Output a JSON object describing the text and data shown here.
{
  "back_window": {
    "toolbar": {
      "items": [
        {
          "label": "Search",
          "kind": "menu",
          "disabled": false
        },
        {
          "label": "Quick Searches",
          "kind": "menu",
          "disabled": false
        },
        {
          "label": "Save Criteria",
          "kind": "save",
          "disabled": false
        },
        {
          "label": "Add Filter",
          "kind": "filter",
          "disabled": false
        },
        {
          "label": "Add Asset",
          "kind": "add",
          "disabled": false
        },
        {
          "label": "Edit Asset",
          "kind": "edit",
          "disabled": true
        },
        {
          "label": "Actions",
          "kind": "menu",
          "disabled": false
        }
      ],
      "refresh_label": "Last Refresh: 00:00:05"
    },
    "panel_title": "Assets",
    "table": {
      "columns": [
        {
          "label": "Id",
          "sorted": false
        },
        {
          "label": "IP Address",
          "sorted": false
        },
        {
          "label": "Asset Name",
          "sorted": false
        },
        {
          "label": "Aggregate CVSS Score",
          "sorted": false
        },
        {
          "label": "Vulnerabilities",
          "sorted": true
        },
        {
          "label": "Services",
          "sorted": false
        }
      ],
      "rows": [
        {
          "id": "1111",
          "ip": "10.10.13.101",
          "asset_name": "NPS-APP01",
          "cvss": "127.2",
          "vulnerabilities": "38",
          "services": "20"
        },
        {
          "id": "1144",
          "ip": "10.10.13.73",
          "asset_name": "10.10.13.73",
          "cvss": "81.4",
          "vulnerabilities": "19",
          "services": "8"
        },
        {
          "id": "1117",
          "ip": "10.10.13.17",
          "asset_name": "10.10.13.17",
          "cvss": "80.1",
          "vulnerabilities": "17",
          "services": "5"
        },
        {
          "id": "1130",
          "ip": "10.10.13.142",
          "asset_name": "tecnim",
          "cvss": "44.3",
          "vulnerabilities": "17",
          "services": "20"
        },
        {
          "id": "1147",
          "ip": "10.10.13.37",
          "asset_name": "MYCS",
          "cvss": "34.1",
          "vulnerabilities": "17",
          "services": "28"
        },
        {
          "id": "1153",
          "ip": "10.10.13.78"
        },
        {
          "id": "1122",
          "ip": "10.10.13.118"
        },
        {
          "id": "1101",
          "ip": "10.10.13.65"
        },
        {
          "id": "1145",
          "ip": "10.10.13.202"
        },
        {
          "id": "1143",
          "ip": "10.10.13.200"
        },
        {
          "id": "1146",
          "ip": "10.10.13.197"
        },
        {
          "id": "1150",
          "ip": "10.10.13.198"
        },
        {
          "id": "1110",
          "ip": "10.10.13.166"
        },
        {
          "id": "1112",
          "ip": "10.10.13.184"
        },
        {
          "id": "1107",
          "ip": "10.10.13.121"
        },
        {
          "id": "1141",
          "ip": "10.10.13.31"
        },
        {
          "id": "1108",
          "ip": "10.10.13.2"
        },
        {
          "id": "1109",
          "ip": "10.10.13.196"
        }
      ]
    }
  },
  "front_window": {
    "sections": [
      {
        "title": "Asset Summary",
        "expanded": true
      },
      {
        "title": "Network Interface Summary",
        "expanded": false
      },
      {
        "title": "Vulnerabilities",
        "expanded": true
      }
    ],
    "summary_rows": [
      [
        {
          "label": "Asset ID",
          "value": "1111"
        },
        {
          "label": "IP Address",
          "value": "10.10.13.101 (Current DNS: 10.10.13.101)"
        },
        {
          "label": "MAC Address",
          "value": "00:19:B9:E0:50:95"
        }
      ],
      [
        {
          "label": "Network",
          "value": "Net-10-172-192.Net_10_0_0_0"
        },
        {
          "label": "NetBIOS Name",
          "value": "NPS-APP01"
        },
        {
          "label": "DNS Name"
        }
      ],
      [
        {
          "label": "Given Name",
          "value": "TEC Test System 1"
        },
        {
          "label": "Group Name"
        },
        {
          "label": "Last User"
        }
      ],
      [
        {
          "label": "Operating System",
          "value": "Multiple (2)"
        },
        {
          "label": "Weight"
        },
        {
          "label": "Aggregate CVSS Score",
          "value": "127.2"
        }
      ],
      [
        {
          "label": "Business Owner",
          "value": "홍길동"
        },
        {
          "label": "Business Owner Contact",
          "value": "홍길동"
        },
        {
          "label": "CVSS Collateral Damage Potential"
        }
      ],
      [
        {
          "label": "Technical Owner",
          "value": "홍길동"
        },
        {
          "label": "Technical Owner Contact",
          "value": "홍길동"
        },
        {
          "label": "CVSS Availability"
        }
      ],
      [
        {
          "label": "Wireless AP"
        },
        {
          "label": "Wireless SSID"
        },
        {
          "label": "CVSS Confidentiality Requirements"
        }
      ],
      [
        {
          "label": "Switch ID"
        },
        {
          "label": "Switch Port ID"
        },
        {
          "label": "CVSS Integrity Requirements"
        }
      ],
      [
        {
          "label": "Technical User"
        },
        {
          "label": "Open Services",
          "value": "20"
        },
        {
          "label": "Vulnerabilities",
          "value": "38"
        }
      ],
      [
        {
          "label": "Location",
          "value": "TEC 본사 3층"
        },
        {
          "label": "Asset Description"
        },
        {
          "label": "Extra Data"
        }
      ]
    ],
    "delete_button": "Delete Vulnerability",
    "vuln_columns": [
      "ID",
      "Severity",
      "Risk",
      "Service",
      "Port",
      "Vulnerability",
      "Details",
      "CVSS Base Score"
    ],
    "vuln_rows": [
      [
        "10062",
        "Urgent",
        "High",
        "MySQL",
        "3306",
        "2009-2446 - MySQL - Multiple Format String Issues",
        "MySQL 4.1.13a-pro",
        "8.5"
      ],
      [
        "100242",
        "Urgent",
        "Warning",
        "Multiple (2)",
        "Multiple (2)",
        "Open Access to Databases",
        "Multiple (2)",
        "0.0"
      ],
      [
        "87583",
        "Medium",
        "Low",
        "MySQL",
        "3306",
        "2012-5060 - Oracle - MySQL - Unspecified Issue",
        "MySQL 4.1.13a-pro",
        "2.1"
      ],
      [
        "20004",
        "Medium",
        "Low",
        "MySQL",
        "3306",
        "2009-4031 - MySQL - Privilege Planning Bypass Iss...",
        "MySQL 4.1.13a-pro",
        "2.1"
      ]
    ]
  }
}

=-=-=-=-=

§ Prompt
Take the entries above and copy them out exactly.

§ Expected output
Output a JSON object describing the text and data shown here.
{
  "back_window": {
    "toolbar": {
      "items": [
        {
          "label": "Search",
          "kind": "menu",
          "disabled": false
        },
        {
          "label": "Quick Searches",
          "kind": "menu",
          "disabled": false
        },
        {
          "label": "Save Criteria",
          "kind": "save",
          "disabled": false
        },
        {
          "label": "Add Filter",
          "kind": "filter",
          "disabled": false
        },
        {
          "label": "Add Asset",
          "kind": "add",
          "disabled": false
        },
        {
          "label": "Edit Asset",
          "kind": "edit",
          "disabled": true
        },
        {
          "label": "Actions",
          "kind": "menu",
          "disabled": false
        }
      ],
      "refresh_label": "Last Refresh: 00:00:05"
    },
    "panel_title": "Assets",
    "table": {
      "columns": [
        {
          "label": "Id",
          "sorted": false
        },
        {
          "label": "IP Address",
          "sorted": false
        },
        {
          "label": "Asset Name",
          "sorted": false
        },
        {
          "label": "Aggregate CVSS Score",
          "sorted": false
        },
        {
          "label": "Vulnerabilities",
          "sorted": true
        },
        {
          "label": "Services",
          "sorted": false
        }
      ],
      "rows": [
        {
          "id": "1111",
          "ip": "10.10.13.101",
          "asset_name": "NPS-APP01",
          "cvss": "127.2",
          "vulnerabilities": "38",
          "services": "20"
        },
        {
          "id": "1144",
          "ip": "10.10.13.73",
          "asset_name": "10.10.13.73",
          "cvss": "81.4",
          "vulnerabilities": "19",
          "services": "8"
        },
        {
          "id": "1117",
          "ip": "10.10.13.17",
          "asset_name": "10.10.13.17",
          "cvss": "80.1",
          "vulnerabilities": "17",
          "services": "5"
        },
        {
          "id": "1130",
          "ip": "10.10.13.142",
          "asset_name": "tecnim",
          "cvss": "44.3",
          "vulnerabilities": "17",
          "services": "20"
        },
        {
          "id": "1147",
          "ip": "10.10.13.37",
          "asset_name": "MYCS",
          "cvss": "34.1",
          "vulnerabilities": "17",
          "services": "28"
        },
        {
          "id": "1153",
          "ip": "10.10.13.78"
        },
        {
          "id": "1122",
          "ip": "10.10.13.118"
        },
        {
          "id": "1101",
          "ip": "10.10.13.65"
        },
        {
          "id": "1145",
          "ip": "10.10.13.202"
        },
        {
          "id": "1143",
          "ip": "10.10.13.200"
        },
        {
          "id": "1146",
          "ip": "10.10.13.197"
        },
        {
          "id": "1150",
          "ip": "10.10.13.198"
        },
        {
          "id": "1110",
          "ip": "10.10.13.166"
        },
        {
          "id": "1112",
          "ip": "10.10.13.184"
        },
        {
          "id": "1107",
          "ip": "10.10.13.121"
        },
        {
          "id": "1141",
          "ip": "10.10.13.31"
        },
        {
          "id": "1108",
          "ip": "10.10.13.2"
        },
        {
          "id": "1109",
          "ip": "10.10.13.196"
        }
      ]
    }
  },
  "front_window": {
    "sections": [
      {
        "title": "Asset Summary",
        "expanded": true
      },
      {
        "title": "Network Interface Summary",
        "expanded": false
      },
      {
        "title": "Vulnerabilities",
        "expanded": true
      }
    ],
    "summary_rows": [
      [
        {
          "label": "Asset ID",
          "value": "1111"
        },
        {
          "label": "IP Address",
          "value": "10.10.13.101 (Current DNS: 10.10.13.101)"
        },
        {
          "label": "MAC Address",
          "value": "00:19:B9:E0:50:95"
        }
      ],
      [
        {
          "label": "Network",
          "value": "Net-10-172-192.Net_10_0_0_0"
        },
        {
          "label": "NetBIOS Name",
          "value": "NPS-APP01"
        },
        {
          "label": "DNS Name"
        }
      ],
      [
        {
          "label": "Given Name",
          "value": "TEC Test System 1"
        },
        {
          "label": "Group Name"
        },
        {
          "label": "Last User"
        }
      ],
      [
        {
          "label": "Operating System",
          "value": "Multiple (2)"
        },
        {
          "label": "Weight"
        },
        {
          "label": "Aggregate CVSS Score",
          "value": "127.2"
        }
      ],
      [
        {
          "label": "Business Owner",
          "value": "홍길동"
        },
        {
          "label": "Business Owner Contact",
          "value": "홍길동"
        },
        {
          "label": "CVSS Collateral Damage Potential"
        }
      ],
      [
        {
          "label": "Technical Owner",
          "value": "홍길동"
        },
        {
          "label": "Technical Owner Contact",
          "value": "홍길동"
        },
        {
          "label": "CVSS Availability"
        }
      ],
      [
        {
          "label": "Wireless AP"
        },
        {
          "label": "Wireless SSID"
        },
        {
          "label": "CVSS Confidentiality Requirements"
        }
      ],
      [
        {
          "label": "Switch ID"
        },
        {
          "label": "Switch Port ID"
        },
        {
          "label": "CVSS Integrity Requirements"
        }
      ],
      [
        {
          "label": "Technical User"
        },
        {
          "label": "Open Services",
          "value": "20"
        },
        {
          "label": "Vulnerabilities",
          "value": "38"
        }
      ],
      [
        {
          "label": "Location",
          "value": "TEC 본사 3층"
        },
        {
          "label": "Asset Description"
        },
        {
          "label": "Extra Data"
        }
      ]
    ],
    "delete_button": "Delete Vulnerability",
    "vuln_columns": [
      "ID",
      "Severity",
      "Risk",
      "Service",
      "Port",
      "Vulnerability",
      "Details",
      "CVSS Base Score"
    ],
    "vuln_rows": [
      [
        "10062",
        "Urgent",
        "High",
        "MySQL",
        "3306",
        "2009-2446 - MySQL - Multiple Format String Issues",
        "MySQL 4.1.13a-pro",
        "8.5"
      ],
      [
        "100242",
        "Urgent",
        "Warning",
        "Multiple (2)",
        "Multiple (2)",
        "Open Access to Databases",
        "Multiple (2)",
        "0.0"
      ],
      [
        "87583",
        "Medium",
        "Low",
        "MySQL",
        "3306",
        "2012-5060 - Oracle - MySQL - Unspecified Issue",
        "MySQL 4.1.13a-pro",
        "2.1"
      ],
      [
        "20004",
        "Medium",
        "Low",
        "MySQL",
        "3306",
        "2009-4031 - MySQL - Privilege Planning Bypass Iss...",
        "MySQL 4.1.13a-pro",
        "2.1"
      ]
    ]
  }
}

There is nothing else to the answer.